__Aim__
Each line that holds the word "Phùng" should be returned.

Dataset items

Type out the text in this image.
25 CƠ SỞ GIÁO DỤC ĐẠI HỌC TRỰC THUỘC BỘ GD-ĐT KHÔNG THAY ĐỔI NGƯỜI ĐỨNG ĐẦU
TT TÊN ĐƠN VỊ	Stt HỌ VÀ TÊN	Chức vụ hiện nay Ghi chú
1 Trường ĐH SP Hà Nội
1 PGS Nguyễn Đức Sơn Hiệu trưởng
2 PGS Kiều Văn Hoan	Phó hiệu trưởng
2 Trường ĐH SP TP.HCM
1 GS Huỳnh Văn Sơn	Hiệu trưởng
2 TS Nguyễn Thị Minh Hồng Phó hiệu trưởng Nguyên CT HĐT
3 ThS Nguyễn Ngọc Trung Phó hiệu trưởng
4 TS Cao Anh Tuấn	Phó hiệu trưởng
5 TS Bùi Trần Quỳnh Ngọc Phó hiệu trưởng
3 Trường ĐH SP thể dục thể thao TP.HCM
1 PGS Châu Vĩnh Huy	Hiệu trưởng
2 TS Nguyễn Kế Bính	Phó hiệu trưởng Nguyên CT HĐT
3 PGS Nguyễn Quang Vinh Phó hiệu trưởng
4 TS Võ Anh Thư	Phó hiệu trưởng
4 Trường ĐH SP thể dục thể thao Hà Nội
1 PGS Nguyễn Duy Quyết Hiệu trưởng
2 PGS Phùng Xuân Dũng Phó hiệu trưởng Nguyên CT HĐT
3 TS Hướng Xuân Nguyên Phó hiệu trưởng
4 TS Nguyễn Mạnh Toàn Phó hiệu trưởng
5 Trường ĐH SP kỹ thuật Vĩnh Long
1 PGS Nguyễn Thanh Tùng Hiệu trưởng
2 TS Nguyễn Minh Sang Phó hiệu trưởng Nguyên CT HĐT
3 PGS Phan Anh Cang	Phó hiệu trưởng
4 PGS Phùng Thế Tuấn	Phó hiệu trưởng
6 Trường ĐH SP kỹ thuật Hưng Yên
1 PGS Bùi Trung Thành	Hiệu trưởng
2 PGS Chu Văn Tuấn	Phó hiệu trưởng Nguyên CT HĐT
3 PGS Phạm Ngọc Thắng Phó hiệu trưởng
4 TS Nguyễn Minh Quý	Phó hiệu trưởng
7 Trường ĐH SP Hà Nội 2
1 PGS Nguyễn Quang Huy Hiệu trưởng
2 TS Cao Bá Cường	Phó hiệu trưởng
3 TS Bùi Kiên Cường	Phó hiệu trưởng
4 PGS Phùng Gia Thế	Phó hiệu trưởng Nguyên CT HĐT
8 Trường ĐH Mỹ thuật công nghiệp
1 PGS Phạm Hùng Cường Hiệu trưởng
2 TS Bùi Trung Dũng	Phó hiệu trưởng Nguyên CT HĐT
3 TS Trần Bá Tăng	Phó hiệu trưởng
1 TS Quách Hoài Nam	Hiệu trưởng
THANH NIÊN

__Exercise output__
2 PGS Phùng Xuân Dũng Phó hiệu trưởng Nguyên CT HĐT
4 PGS Phùng Thế Tuấn	Phó hiệu trưởng
4 PGS Phùng Gia Thế	Phó hiệu trưởng Nguyên CT HĐT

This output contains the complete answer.